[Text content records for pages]
====================

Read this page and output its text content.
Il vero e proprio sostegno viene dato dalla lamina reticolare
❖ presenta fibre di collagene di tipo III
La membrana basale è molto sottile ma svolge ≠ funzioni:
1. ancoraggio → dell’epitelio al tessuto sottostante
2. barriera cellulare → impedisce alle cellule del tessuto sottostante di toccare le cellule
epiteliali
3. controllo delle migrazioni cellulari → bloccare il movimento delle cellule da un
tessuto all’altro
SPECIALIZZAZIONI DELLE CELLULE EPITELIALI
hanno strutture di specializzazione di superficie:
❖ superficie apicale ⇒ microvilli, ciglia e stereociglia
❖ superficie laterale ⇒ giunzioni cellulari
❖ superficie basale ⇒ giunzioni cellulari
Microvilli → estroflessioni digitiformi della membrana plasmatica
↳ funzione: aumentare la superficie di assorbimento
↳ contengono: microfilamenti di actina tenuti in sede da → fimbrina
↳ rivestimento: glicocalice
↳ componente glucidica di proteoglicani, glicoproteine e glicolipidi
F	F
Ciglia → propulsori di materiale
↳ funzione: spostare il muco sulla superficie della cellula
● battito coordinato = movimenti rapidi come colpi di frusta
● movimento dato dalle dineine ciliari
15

====================

**Problem details:** Retype the records, line for line.

**Worked solution:**
Read this page and output its text content.
Il vero e proprio sostegno viene dato dalla lamina reticolare
❖ presenta fibre di collagene di tipo III
La membrana basale è molto sottile ma svolge ≠ funzioni:
1. ancoraggio → dell’epitelio al tessuto sottostante
2. barriera cellulare → impedisce alle cellule del tessuto sottostante di toccare le cellule
epiteliali
3. controllo delle migrazioni cellulari → bloccare il movimento delle cellule da un
tessuto all’altro
SPECIALIZZAZIONI DELLE CELLULE EPITELIALI
hanno strutture di specializzazione di superficie:
❖ superficie apicale ⇒ microvilli, ciglia e stereociglia
❖ superficie laterale ⇒ giunzioni cellulari
❖ superficie basale ⇒ giunzioni cellulari
Microvilli → estroflessioni digitiformi della membrana plasmatica
↳ funzione: aumentare la superficie di assorbimento
↳ contengono: microfilamenti di actina tenuti in sede da → fimbrina
↳ rivestimento: glicocalice
↳ componente glucidica di proteoglicani, glicoproteine e glicolipidi
F	F
Ciglia → propulsori di materiale
↳ funzione: spostare il muco sulla superficie della cellula
● battito coordinato = movimenti rapidi come colpi di frusta
● movimento dato dalle dineine ciliari
15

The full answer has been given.